Collected data
__________________________________________________

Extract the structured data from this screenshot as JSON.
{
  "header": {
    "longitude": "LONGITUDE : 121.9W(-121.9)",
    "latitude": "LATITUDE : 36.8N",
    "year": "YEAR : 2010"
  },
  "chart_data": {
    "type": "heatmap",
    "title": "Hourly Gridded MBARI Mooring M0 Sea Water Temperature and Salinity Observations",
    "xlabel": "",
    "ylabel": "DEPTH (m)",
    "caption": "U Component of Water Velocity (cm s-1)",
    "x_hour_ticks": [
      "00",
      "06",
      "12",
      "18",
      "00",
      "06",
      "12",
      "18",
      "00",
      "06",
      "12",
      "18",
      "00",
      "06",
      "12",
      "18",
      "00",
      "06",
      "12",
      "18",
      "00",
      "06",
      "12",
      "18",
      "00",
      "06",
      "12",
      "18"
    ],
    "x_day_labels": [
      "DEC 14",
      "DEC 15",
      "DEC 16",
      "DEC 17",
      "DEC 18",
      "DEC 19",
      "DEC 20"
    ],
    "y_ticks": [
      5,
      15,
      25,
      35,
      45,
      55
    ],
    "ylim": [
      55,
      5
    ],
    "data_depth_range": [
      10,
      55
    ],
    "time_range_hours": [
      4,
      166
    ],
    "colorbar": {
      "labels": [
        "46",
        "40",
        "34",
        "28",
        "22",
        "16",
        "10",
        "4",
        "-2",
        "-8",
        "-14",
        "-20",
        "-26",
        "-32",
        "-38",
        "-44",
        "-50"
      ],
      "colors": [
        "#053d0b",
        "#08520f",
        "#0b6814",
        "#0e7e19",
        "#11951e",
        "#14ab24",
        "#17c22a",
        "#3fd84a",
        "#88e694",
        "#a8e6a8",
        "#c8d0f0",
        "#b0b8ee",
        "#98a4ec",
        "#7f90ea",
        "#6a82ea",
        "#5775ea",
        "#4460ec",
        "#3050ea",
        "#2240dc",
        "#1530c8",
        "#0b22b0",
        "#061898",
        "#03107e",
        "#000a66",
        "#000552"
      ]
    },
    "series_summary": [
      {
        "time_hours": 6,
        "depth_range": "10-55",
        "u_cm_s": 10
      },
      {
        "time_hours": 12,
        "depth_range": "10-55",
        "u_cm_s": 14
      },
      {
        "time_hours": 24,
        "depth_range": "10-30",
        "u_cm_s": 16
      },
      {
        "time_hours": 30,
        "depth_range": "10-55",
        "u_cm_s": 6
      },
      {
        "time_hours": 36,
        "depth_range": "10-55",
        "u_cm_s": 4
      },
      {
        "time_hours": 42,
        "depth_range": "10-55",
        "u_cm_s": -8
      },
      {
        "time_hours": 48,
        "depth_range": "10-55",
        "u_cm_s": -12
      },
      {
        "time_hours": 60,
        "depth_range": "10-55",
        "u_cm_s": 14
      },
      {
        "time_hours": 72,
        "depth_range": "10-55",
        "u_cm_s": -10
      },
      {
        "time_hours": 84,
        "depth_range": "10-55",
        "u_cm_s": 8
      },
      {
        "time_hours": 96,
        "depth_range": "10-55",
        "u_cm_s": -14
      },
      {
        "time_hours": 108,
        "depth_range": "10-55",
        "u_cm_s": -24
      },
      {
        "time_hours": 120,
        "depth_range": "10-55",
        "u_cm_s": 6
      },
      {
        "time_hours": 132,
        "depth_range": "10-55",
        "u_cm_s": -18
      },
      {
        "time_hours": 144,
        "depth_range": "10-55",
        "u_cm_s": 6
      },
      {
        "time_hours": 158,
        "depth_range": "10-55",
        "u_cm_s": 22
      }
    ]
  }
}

__________________________________________________

Please restate the data word for word, every record included.

Extract the structured data from this screenshot as JSON.
{
  "header": {
    "longitude": "LONGITUDE : 121.9W(-121.9)",
    "latitude": "LATITUDE : 36.8N",
    "year": "YEAR : 2010"
  },
  "chart_data": {
    "type": "heatmap",
    "title": "Hourly Gridded MBARI Mooring M0 Sea Water Temperature and Salinity Observations",
    "xlabel": "",
    "ylabel": "DEPTH (m)",
    "caption": "U Component of Water Velocity (cm s-1)",
    "x_hour_ticks": [
      "00",
      "06",
      "12",
      "18",
      "00",
      "06",
      "12",
      "18",
      "00",
      "06",
      "12",
      "18",
      "00",
      "06",
      "12",
      "18",
      "00",
      "06",
      "12",
      "18",
      "00",
      "06",
      "12",
      "18",
      "00",
      "06",
      "12",
      "18"
    ],
    "x_day_labels": [
      "DEC 14",
      "DEC 15",
      "DEC 16",
      "DEC 17",
      "DEC 18",
      "DEC 19",
      "DEC 20"
    ],
    "y_ticks": [
      5,
      15,
      25,
      35,
      45,
      55
    ],
    "ylim": [
      55,
      5
    ],
    "data_depth_range": [
      10,
      55
    ],
    "time_range_hours": [
      4,
      166
    ],
    "colorbar": {
      "labels": [
        "46",
        "40",
        "34",
        "28",
        "22",
        "16",
        "10",
        "4",
        "-2",
        "-8",
        "-14",
        "-20",
        "-26",
        "-32",
        "-38",
        "-44",
        "-50"
      ],
      "colors": [
        "#053d0b",
        "#08520f",
        "#0b6814",
        "#0e7e19",
        "#11951e",
        "#14ab24",
        "#17c22a",
        "#3fd84a",
        "#88e694",
        "#a8e6a8",
        "#c8d0f0",
        "#b0b8ee",
        "#98a4ec",
        "#7f90ea",
        "#6a82ea",
        "#5775ea",
        "#4460ec",
        "#3050ea",
        "#2240dc",
        "#1530c8",
        "#0b22b0",
        "#061898",
        "#03107e",
        "#000a66",
        "#000552"
      ]
    },
    "series_summary": [
      {
        "time_hours": 6,
        "depth_range": "10-55",
        "u_cm_s": 10
      },
      {
        "time_hours": 12,
        "depth_range": "10-55",
        "u_cm_s": 14
      },
      {
        "time_hours": 24,
        "depth_range": "10-30",
        "u_cm_s": 16
      },
      {
        "time_hours": 30,
        "depth_range": "10-55",
        "u_cm_s": 6
      },
      {
        "time_hours": 36,
        "depth_range": "10-55",
        "u_cm_s": 4
      },
      {
        "time_hours": 42,
        "depth_range": "10-55",
        "u_cm_s": -8
      },
      {
        "time_hours": 48,
        "depth_range": "10-55",
        "u_cm_s": -12
      },
      {
        "time_hours": 60,
        "depth_range": "10-55",
        "u_cm_s": 14
      },
      {
        "time_hours": 72,
        "depth_range": "10-55",
        "u_cm_s": -10
      },
      {
        "time_hours": 84,
        "depth_range": "10-55",
        "u_cm_s": 8
      },
      {
        "time_hours": 96,
        "depth_range": "10-55",
        "u_cm_s": -14
      },
      {
        "time_hours": 108,
        "depth_range": "10-55",
        "u_cm_s": -24
      },
      {
        "time_hours": 120,
        "depth_range": "10-55",
        "u_cm_s": 6
      },
      {
        "time_hours": 132,
        "depth_range": "10-55",
        "u_cm_s": -18
      },
      {
        "time_hours": 144,
        "depth_range": "10-55",
        "u_cm_s": 6
      },
      {
        "time_hours": 158,
        "depth_range": "10-55",
        "u_cm_s": 22
      }
    ]
  }
}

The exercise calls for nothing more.